_WHAT IS ASKED_. Could you copy every line from the material below in which "accès" appears?

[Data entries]
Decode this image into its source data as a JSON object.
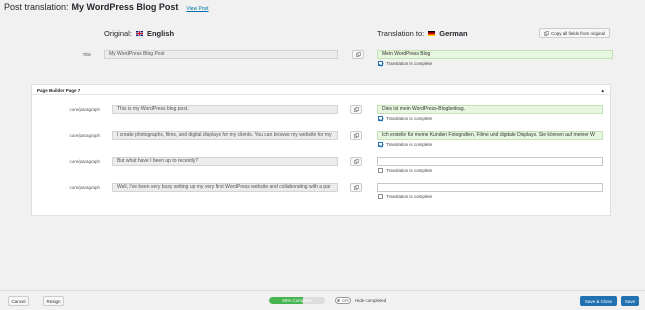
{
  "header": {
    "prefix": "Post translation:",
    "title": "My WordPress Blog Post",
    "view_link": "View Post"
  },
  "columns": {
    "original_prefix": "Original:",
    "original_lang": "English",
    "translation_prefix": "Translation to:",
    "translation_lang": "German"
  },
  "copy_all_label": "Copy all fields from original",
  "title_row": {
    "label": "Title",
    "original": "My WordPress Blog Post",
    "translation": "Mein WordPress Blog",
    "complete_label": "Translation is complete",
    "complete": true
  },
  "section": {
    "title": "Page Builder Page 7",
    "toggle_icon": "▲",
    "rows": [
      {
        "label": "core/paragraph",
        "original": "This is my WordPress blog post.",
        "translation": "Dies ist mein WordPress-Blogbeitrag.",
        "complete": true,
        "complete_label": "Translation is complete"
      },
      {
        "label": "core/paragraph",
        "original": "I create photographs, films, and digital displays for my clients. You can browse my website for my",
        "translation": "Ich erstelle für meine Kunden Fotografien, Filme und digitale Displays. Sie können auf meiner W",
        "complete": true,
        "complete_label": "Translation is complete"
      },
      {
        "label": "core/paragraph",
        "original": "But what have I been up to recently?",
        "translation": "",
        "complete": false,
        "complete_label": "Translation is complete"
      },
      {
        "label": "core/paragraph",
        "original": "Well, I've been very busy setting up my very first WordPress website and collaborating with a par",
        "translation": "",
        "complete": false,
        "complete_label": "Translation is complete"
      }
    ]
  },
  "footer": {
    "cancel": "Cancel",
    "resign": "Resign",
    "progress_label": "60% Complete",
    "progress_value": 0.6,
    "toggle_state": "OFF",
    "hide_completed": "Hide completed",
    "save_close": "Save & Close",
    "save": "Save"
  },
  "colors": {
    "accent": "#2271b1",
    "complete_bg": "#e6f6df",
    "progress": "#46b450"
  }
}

* * *

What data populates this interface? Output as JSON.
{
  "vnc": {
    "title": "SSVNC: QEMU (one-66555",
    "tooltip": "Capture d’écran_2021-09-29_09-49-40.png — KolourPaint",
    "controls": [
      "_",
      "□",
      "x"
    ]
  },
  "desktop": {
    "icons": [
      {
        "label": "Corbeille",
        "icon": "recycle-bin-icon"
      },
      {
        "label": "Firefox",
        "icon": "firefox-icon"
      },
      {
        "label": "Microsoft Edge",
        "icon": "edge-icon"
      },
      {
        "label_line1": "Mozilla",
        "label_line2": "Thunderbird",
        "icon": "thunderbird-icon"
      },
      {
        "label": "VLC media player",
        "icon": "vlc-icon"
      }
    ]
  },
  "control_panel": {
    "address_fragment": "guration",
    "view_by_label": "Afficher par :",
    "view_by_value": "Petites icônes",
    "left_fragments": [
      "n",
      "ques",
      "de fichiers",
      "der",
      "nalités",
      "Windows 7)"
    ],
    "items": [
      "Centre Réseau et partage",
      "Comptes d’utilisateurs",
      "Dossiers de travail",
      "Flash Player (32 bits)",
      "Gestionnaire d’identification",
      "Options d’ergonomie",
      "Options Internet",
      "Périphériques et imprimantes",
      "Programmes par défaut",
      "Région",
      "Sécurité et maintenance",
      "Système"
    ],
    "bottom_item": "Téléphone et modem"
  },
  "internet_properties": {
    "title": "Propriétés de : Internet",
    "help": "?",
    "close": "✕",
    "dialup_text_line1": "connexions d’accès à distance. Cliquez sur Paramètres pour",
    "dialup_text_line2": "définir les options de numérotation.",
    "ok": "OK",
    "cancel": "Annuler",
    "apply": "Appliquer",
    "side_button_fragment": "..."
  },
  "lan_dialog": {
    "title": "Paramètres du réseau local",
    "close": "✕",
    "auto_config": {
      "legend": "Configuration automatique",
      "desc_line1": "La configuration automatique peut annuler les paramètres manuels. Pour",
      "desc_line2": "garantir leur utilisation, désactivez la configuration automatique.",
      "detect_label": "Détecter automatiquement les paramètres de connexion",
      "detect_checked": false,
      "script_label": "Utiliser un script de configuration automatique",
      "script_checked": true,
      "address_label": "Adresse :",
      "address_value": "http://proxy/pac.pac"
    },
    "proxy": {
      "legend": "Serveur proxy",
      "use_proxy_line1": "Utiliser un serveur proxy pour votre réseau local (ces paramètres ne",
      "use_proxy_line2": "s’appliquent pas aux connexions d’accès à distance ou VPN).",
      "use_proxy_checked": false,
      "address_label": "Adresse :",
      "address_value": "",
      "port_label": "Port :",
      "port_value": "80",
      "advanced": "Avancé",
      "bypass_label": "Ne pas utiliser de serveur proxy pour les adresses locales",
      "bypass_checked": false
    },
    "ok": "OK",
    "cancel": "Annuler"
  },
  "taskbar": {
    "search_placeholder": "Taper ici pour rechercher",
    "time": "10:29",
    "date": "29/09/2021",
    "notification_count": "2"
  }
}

_EXERCISE ANSWER_.
    "dialup_text_line1": "connexions d’accès à distance. Cliquez sur Paramètres pour",
      "use_proxy_line2": "s’appliquent pas aux connexions d’accès à distance ou VPN).",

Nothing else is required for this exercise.